──────── DATASET EXTRACT ────────

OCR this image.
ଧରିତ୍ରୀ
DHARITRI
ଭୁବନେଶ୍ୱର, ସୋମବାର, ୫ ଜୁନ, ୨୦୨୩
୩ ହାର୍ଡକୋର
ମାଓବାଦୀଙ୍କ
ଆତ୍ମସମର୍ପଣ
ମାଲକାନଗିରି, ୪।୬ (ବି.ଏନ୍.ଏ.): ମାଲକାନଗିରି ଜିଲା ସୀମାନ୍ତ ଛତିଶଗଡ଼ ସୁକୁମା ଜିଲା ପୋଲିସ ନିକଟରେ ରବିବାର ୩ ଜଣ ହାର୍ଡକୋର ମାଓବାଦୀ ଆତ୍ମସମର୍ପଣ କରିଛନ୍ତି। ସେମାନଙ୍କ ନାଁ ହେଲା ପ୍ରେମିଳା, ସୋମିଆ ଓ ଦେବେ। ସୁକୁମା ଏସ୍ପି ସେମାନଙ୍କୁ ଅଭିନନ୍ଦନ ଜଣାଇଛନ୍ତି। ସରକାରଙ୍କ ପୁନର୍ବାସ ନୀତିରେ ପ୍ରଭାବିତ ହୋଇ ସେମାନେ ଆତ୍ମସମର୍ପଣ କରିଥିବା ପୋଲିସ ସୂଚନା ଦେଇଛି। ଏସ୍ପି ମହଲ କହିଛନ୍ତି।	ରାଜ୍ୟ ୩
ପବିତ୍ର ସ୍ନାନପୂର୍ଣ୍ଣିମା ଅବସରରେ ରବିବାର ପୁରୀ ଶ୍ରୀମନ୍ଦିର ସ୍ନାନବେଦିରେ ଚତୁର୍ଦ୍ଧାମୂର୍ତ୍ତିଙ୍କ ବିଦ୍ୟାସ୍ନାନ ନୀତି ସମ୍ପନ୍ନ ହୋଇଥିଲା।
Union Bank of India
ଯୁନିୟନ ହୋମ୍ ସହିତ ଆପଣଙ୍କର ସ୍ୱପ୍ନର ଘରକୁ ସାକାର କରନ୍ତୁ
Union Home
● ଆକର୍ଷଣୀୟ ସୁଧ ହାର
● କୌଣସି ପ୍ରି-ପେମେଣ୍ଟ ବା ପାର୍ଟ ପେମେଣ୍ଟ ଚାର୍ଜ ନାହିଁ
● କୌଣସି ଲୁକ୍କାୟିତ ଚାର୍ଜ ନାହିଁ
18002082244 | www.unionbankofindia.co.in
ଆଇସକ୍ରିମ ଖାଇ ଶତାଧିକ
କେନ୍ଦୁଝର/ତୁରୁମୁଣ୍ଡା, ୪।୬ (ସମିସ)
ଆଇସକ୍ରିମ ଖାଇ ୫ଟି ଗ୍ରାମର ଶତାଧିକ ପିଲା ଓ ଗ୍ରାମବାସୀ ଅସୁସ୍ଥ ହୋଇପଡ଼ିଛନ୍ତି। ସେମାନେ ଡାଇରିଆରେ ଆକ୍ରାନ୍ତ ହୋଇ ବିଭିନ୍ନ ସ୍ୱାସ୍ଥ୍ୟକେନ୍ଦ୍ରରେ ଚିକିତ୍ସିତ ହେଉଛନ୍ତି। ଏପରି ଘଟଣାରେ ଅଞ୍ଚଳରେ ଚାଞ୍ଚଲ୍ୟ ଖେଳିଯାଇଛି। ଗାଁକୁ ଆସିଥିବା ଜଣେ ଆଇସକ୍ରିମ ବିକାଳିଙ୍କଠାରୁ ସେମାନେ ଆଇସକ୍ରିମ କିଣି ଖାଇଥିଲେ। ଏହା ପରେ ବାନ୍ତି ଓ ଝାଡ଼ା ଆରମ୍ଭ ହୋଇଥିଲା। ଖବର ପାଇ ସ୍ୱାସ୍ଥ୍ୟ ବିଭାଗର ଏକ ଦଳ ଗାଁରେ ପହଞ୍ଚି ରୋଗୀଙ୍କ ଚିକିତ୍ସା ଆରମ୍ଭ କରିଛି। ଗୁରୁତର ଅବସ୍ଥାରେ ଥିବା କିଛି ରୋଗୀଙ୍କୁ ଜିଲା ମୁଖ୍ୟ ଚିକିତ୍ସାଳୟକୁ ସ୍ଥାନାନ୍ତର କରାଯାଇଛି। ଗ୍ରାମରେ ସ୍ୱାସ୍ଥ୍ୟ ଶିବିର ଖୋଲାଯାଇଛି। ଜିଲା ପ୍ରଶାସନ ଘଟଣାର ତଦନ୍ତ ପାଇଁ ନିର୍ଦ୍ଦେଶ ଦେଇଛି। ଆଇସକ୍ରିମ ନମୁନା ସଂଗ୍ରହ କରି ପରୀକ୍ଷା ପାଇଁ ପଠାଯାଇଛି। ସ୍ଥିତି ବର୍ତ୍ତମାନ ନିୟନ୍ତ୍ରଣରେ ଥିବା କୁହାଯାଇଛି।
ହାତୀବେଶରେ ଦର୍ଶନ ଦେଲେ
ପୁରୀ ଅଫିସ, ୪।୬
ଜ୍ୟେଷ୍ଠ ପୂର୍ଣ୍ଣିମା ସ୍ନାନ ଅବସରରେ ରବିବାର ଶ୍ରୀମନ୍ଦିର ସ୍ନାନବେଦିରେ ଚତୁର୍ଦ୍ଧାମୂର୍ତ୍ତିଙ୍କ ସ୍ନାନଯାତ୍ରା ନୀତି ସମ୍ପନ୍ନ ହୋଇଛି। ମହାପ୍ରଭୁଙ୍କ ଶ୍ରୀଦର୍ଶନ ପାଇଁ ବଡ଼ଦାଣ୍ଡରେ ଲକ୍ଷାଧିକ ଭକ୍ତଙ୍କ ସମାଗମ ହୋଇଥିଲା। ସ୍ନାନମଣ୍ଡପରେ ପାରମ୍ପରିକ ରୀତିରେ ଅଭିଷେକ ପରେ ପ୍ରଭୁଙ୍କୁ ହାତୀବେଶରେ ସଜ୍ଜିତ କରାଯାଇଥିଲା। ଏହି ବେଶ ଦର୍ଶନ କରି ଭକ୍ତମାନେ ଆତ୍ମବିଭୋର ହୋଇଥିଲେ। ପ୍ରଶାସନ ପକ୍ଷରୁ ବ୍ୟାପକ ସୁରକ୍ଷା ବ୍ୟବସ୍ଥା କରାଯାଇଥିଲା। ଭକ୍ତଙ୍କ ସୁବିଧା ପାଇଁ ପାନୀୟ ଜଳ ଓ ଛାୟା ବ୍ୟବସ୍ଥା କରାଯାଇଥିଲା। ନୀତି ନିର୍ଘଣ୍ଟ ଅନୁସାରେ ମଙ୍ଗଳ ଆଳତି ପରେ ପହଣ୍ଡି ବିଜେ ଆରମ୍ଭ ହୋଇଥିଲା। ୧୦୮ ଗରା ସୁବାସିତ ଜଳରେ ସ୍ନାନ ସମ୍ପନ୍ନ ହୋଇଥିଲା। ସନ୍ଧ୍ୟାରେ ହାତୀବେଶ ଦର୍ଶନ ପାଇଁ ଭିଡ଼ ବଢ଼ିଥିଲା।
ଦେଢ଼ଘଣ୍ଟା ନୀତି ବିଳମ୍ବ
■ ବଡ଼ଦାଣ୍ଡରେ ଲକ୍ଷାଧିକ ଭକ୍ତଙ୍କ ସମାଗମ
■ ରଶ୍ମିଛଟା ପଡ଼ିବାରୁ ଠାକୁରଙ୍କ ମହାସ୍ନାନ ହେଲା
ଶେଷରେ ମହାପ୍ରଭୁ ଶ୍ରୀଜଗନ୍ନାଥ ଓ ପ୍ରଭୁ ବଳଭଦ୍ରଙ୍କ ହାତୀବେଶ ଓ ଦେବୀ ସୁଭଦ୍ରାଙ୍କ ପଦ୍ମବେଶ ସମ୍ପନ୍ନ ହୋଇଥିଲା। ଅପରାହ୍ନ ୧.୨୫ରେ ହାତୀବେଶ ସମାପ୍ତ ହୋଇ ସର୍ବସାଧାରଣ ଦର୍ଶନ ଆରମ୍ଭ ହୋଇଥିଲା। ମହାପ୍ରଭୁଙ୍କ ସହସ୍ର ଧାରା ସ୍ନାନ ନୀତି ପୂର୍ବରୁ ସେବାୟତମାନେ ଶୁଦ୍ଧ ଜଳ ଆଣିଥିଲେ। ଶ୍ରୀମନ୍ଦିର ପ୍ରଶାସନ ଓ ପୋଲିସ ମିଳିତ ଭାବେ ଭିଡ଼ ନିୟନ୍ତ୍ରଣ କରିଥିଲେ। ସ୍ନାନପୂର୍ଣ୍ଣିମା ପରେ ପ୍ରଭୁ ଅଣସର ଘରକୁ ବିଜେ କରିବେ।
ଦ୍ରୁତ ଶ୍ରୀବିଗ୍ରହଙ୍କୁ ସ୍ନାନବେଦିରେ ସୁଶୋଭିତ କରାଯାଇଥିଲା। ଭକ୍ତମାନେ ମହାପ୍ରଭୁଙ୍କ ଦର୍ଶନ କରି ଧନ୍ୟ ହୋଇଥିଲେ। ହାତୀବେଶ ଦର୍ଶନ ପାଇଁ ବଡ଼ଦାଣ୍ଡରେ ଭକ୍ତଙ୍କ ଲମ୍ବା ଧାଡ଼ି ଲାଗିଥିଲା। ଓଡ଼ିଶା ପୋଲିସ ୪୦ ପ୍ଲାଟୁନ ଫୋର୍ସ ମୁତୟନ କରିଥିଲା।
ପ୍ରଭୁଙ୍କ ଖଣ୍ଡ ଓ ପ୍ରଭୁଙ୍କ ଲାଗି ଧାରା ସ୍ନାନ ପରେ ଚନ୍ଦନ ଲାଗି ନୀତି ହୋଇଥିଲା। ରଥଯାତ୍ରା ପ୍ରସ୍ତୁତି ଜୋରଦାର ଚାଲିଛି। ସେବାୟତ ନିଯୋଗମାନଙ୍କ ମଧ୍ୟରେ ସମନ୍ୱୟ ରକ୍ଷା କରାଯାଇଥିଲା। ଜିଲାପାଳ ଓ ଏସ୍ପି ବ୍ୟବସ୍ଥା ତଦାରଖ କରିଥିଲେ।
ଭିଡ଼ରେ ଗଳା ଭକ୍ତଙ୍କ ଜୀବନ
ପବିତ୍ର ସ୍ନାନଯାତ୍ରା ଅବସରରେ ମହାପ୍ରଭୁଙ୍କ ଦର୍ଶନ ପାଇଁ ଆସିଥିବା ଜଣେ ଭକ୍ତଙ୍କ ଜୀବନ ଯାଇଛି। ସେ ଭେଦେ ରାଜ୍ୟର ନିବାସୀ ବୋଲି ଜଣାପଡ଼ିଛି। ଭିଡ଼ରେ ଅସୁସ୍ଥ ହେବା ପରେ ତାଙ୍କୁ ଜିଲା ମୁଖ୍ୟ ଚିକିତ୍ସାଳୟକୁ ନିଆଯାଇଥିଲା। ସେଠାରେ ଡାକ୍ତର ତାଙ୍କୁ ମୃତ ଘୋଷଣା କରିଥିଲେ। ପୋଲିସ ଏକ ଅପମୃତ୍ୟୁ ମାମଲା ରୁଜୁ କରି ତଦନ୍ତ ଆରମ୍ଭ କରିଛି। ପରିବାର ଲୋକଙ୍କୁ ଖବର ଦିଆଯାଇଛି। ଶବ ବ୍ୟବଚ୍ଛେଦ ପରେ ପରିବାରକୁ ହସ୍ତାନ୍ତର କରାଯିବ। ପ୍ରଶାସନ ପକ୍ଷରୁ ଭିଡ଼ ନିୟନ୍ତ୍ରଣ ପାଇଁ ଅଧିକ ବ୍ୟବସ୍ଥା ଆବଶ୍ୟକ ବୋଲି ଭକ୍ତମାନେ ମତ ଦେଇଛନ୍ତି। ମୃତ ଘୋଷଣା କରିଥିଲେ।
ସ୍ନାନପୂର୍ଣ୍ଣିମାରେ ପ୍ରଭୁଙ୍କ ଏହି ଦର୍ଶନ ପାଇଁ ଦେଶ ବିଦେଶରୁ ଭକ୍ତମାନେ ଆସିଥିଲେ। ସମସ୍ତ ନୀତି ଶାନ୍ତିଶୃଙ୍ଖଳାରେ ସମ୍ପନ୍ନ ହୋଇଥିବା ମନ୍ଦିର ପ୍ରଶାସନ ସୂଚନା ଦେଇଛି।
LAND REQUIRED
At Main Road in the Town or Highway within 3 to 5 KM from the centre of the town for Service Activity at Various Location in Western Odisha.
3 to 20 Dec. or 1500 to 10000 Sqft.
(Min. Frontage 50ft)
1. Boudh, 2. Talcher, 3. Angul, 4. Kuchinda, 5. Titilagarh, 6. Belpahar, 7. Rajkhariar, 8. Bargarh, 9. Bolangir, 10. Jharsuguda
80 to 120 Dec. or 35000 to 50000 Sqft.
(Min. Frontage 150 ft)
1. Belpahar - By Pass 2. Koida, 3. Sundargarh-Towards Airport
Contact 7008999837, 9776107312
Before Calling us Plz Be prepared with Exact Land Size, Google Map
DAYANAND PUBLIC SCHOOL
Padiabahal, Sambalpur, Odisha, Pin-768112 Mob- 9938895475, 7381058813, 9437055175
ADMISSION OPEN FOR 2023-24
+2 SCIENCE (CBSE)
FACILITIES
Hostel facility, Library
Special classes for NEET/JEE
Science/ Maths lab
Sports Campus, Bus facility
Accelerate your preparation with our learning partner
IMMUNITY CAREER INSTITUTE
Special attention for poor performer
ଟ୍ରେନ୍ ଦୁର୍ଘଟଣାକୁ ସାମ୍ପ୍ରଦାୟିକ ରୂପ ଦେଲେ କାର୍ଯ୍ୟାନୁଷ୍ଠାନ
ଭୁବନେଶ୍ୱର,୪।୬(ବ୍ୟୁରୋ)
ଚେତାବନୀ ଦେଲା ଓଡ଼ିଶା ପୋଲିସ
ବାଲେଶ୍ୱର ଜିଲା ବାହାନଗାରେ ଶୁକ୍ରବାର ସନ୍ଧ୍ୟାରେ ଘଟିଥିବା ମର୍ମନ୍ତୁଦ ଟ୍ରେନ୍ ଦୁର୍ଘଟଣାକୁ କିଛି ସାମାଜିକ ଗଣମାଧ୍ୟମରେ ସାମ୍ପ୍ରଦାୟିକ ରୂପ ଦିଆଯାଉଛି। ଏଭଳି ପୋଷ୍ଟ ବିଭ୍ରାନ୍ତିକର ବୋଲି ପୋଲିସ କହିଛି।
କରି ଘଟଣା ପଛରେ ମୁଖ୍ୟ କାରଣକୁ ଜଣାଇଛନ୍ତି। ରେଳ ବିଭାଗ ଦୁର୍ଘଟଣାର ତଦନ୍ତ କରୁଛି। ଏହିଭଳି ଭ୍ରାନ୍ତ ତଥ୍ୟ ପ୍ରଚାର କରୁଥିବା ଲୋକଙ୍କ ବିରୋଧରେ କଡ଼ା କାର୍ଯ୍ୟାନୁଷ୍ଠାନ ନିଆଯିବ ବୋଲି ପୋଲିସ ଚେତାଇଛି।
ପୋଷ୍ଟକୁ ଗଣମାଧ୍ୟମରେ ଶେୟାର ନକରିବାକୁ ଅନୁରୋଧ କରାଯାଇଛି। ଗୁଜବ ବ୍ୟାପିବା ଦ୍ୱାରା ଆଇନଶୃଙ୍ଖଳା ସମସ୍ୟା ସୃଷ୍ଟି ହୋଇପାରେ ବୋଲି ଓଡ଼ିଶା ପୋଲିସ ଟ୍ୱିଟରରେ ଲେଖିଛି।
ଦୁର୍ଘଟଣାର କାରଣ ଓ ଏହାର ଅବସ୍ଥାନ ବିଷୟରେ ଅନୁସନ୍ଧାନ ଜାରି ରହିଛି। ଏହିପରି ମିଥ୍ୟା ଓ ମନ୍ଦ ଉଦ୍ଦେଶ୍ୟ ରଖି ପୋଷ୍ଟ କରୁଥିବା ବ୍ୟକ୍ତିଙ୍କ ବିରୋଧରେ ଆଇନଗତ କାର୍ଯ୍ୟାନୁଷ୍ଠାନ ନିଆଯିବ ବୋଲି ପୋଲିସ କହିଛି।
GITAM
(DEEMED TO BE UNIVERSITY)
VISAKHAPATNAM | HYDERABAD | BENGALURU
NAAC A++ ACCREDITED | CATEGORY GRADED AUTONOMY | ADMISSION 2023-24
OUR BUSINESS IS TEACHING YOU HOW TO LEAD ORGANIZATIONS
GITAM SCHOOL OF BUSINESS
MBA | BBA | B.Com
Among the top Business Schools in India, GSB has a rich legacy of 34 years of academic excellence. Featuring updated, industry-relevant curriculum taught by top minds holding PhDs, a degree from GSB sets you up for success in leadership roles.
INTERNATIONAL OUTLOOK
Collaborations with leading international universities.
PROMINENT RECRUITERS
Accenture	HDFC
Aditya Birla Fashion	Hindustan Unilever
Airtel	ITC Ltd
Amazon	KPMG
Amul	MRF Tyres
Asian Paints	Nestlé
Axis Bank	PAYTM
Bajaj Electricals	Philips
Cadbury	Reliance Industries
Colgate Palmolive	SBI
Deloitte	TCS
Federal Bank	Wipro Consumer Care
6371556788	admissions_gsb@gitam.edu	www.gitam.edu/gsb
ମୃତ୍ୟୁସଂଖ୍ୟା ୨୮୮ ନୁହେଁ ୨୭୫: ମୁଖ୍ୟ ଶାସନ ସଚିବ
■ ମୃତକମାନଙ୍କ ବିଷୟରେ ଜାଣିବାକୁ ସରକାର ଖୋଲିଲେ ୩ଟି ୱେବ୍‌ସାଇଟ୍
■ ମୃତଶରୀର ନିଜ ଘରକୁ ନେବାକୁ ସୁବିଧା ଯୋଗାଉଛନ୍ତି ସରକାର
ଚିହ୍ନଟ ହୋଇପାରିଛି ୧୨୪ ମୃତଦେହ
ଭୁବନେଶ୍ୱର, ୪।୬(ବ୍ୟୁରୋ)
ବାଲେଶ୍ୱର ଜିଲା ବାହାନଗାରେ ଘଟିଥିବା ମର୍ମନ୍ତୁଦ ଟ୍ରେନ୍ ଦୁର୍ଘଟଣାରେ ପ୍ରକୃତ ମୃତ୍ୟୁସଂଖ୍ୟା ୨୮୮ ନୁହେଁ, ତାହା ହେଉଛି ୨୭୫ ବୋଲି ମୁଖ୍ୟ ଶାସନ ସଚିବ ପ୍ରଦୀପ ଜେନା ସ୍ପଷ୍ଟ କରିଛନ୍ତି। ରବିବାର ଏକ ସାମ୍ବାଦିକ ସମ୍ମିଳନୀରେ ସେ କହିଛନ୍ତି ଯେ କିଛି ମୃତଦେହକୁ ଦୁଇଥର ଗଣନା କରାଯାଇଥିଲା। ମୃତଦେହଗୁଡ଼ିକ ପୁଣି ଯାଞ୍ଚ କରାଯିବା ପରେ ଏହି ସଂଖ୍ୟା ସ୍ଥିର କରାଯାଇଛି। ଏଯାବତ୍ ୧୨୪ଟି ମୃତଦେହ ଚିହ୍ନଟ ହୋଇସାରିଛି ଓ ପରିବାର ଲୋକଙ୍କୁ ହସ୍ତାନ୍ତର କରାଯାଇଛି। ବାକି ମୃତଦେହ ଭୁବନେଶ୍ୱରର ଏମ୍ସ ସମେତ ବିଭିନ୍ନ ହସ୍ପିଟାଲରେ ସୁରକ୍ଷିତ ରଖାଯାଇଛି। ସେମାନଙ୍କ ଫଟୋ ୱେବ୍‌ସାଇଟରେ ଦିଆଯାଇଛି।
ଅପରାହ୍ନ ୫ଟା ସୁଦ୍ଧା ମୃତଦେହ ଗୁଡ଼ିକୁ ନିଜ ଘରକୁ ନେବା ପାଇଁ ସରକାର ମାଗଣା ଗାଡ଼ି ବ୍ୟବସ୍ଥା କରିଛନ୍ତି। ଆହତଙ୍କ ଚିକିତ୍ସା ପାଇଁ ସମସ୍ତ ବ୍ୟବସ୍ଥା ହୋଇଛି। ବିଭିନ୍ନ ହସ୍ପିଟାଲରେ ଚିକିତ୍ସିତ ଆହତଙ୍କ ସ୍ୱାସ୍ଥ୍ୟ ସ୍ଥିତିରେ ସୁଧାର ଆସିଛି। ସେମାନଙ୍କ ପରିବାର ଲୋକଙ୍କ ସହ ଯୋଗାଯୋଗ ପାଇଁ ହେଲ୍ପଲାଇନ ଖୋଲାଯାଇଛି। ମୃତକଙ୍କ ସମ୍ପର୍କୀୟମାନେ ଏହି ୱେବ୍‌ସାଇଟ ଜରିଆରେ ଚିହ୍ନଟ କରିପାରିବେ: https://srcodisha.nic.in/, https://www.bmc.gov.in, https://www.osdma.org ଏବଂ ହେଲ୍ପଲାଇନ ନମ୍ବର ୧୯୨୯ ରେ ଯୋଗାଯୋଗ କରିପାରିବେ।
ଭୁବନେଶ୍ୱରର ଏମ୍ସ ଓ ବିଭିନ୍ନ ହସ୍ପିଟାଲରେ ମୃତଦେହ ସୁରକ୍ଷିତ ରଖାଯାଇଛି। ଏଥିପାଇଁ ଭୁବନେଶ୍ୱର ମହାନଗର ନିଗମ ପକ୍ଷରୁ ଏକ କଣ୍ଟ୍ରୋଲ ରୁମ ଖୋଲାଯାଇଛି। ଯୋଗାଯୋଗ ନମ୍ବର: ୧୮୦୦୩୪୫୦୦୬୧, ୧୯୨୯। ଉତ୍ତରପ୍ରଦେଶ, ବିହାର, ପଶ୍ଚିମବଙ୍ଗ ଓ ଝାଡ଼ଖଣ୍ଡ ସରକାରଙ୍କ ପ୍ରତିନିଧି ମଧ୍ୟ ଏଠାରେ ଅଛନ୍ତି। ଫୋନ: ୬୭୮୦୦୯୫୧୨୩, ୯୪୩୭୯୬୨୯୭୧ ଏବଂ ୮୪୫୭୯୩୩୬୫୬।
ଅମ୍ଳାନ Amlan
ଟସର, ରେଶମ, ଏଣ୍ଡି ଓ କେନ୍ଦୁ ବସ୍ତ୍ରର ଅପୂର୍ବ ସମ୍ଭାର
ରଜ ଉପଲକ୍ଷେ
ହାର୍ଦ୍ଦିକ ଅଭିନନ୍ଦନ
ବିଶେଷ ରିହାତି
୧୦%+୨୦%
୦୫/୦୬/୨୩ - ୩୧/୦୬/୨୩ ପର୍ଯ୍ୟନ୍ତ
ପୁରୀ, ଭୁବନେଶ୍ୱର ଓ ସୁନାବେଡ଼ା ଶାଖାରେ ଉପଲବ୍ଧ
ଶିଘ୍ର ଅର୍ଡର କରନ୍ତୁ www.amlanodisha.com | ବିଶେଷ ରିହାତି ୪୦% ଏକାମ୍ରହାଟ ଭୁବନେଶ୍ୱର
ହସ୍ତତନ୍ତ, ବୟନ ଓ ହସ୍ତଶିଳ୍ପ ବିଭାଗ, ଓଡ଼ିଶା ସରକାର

────────

*TASK:*
Look through the entries above and report the number of lines that contain "ଆଇସକ". Write only the number.

*SOLUTION FOR THIS PROBLEM:*
2